THE PROBLEM:
Check each line for the word "MyTest" and give how many have it. Say nothing else.

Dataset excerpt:

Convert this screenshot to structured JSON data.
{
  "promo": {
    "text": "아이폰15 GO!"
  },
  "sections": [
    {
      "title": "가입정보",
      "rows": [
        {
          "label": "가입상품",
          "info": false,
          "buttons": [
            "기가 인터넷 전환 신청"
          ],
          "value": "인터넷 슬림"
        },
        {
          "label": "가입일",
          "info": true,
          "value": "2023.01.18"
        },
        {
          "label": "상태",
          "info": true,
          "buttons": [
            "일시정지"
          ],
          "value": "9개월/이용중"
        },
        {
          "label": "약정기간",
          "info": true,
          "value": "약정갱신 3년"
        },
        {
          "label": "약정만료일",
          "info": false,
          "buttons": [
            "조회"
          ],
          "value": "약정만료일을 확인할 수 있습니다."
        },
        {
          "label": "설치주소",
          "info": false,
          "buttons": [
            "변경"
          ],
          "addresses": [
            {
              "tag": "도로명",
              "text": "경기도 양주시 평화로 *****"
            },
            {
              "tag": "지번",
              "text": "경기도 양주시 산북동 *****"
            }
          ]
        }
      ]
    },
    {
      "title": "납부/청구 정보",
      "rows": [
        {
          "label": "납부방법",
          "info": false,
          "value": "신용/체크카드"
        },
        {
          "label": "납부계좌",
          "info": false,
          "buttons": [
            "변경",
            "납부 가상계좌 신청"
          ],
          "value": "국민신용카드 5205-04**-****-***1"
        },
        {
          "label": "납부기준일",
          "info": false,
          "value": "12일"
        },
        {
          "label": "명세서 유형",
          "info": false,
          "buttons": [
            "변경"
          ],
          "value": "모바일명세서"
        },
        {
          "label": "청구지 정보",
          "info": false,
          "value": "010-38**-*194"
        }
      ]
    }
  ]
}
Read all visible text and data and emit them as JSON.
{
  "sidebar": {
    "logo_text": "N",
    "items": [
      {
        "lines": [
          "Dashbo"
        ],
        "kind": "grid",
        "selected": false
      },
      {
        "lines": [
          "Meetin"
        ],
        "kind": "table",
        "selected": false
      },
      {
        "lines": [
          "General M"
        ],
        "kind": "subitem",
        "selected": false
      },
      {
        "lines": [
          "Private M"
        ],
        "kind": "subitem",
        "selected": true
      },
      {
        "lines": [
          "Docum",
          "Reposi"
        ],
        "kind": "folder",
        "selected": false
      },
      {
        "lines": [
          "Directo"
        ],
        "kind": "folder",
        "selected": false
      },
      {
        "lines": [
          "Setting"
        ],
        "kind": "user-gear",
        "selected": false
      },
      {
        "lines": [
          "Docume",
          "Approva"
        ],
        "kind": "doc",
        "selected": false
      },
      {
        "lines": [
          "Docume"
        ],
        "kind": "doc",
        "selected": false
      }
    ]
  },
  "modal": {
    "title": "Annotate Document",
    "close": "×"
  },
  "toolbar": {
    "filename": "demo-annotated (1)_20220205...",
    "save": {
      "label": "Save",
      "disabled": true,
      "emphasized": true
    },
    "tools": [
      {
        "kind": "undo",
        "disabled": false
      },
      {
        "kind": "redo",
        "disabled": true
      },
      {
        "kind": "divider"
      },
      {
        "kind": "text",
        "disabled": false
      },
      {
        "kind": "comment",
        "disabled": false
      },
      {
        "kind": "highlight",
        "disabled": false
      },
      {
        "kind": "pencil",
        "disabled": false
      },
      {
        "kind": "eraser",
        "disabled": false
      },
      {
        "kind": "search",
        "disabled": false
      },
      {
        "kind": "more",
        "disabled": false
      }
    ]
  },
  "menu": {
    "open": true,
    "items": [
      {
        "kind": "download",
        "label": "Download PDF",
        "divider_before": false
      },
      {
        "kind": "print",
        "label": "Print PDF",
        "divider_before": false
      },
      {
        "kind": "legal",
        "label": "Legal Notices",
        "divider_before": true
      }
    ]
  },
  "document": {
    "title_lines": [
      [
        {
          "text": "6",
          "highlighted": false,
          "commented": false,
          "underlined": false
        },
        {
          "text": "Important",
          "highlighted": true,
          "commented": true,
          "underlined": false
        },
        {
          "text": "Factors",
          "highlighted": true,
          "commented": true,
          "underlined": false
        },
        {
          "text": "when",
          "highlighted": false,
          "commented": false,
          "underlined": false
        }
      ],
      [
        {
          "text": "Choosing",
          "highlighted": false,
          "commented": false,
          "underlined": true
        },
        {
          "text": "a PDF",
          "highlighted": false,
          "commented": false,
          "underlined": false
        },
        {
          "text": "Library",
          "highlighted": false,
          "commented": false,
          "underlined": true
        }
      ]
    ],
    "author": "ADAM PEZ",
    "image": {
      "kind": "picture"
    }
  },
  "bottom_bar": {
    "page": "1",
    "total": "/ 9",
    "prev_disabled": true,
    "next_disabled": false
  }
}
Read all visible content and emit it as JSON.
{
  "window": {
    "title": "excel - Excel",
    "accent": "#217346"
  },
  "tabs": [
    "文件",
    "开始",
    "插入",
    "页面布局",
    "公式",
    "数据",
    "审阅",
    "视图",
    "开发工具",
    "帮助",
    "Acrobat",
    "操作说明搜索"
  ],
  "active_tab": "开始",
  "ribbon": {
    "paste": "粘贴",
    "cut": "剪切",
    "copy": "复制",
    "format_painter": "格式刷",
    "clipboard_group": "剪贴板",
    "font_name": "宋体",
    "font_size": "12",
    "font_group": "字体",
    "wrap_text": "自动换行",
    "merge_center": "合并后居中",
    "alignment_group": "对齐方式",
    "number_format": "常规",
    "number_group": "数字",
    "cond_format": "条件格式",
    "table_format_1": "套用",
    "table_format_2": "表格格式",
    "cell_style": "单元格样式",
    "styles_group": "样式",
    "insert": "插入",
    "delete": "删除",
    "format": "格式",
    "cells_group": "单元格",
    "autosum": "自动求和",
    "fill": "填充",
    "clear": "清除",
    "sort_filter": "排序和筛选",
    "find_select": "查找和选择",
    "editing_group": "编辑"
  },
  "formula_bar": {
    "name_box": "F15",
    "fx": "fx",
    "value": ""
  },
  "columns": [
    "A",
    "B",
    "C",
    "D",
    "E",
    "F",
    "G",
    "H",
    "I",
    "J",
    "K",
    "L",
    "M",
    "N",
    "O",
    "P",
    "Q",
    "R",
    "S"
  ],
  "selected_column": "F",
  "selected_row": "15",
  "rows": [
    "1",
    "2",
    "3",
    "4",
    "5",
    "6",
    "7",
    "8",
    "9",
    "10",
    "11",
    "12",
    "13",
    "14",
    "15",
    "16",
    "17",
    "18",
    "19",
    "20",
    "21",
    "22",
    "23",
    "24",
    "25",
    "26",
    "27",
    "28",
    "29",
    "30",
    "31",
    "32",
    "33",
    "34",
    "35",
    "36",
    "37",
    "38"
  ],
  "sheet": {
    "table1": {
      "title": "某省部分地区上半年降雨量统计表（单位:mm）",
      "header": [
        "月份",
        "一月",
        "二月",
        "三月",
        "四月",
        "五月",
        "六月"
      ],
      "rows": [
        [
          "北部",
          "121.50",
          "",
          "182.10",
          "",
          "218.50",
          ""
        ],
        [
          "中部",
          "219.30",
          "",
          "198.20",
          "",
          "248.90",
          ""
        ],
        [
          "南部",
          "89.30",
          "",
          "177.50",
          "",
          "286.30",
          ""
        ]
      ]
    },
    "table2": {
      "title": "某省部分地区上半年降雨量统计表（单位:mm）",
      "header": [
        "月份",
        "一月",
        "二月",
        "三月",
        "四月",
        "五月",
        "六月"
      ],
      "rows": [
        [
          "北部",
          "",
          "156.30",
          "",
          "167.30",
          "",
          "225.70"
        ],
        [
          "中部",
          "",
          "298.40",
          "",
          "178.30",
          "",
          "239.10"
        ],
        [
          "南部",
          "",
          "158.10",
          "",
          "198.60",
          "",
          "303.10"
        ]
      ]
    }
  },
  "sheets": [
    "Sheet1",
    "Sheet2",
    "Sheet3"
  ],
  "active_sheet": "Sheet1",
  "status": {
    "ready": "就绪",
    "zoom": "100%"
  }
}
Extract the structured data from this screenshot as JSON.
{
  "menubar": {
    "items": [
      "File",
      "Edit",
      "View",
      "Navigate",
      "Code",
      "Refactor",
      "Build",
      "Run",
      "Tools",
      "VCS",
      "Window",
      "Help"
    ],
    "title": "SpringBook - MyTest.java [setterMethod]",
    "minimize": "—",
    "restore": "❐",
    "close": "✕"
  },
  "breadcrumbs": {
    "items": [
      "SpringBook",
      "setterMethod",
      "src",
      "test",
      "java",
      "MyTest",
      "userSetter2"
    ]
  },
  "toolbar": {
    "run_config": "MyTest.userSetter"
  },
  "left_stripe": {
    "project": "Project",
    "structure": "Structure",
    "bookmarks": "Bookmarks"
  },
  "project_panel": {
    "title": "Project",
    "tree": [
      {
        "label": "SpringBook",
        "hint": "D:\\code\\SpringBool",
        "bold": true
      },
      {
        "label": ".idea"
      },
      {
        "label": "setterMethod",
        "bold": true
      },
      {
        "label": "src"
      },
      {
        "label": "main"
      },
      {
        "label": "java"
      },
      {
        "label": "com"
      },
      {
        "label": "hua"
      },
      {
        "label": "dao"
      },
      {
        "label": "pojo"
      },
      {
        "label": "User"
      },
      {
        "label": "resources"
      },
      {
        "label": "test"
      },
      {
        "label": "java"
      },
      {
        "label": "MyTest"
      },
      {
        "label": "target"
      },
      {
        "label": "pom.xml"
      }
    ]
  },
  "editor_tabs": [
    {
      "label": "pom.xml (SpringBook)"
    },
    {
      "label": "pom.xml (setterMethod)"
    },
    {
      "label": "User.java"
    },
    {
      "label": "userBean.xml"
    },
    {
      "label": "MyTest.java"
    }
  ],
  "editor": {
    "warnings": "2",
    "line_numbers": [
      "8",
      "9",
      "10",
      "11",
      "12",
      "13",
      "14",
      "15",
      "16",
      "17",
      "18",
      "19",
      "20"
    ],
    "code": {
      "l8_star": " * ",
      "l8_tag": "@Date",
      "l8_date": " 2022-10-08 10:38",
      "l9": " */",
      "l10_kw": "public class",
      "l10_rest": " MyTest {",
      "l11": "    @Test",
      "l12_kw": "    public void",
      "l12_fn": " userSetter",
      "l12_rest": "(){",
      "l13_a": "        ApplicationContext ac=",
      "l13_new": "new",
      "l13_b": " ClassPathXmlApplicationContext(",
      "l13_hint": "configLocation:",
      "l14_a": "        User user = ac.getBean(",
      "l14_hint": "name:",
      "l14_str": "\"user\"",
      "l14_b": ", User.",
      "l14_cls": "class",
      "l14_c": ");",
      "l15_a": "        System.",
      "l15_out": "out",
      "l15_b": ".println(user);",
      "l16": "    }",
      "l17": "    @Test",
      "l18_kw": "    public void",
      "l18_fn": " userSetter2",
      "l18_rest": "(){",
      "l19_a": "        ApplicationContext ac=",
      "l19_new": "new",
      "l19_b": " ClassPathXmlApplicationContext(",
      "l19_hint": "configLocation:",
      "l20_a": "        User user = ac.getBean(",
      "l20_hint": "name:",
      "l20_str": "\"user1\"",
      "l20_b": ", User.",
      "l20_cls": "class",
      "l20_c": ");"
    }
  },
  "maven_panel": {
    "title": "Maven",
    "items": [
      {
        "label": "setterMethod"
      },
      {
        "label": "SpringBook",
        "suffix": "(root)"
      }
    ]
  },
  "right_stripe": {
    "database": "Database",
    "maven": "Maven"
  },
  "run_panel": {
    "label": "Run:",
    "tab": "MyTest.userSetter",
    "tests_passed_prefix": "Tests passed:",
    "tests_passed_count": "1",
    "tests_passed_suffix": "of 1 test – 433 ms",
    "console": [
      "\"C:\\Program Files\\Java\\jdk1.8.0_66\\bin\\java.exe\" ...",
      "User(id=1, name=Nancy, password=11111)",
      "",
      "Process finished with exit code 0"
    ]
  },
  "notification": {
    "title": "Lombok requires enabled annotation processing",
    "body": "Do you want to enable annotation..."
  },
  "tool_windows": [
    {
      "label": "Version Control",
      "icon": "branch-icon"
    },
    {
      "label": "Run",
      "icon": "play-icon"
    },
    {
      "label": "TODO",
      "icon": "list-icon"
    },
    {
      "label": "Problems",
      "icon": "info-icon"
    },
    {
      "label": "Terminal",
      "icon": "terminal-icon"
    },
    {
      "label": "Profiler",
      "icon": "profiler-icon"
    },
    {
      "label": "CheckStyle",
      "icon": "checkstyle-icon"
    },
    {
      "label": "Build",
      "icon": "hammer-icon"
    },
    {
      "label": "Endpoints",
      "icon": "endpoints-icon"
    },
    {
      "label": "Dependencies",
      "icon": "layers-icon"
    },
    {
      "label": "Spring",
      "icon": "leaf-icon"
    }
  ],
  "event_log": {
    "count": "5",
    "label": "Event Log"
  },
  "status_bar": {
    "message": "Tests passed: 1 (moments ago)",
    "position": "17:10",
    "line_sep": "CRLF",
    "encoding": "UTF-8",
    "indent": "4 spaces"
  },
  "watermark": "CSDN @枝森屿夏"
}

OUTPUT OF THE TASK:
7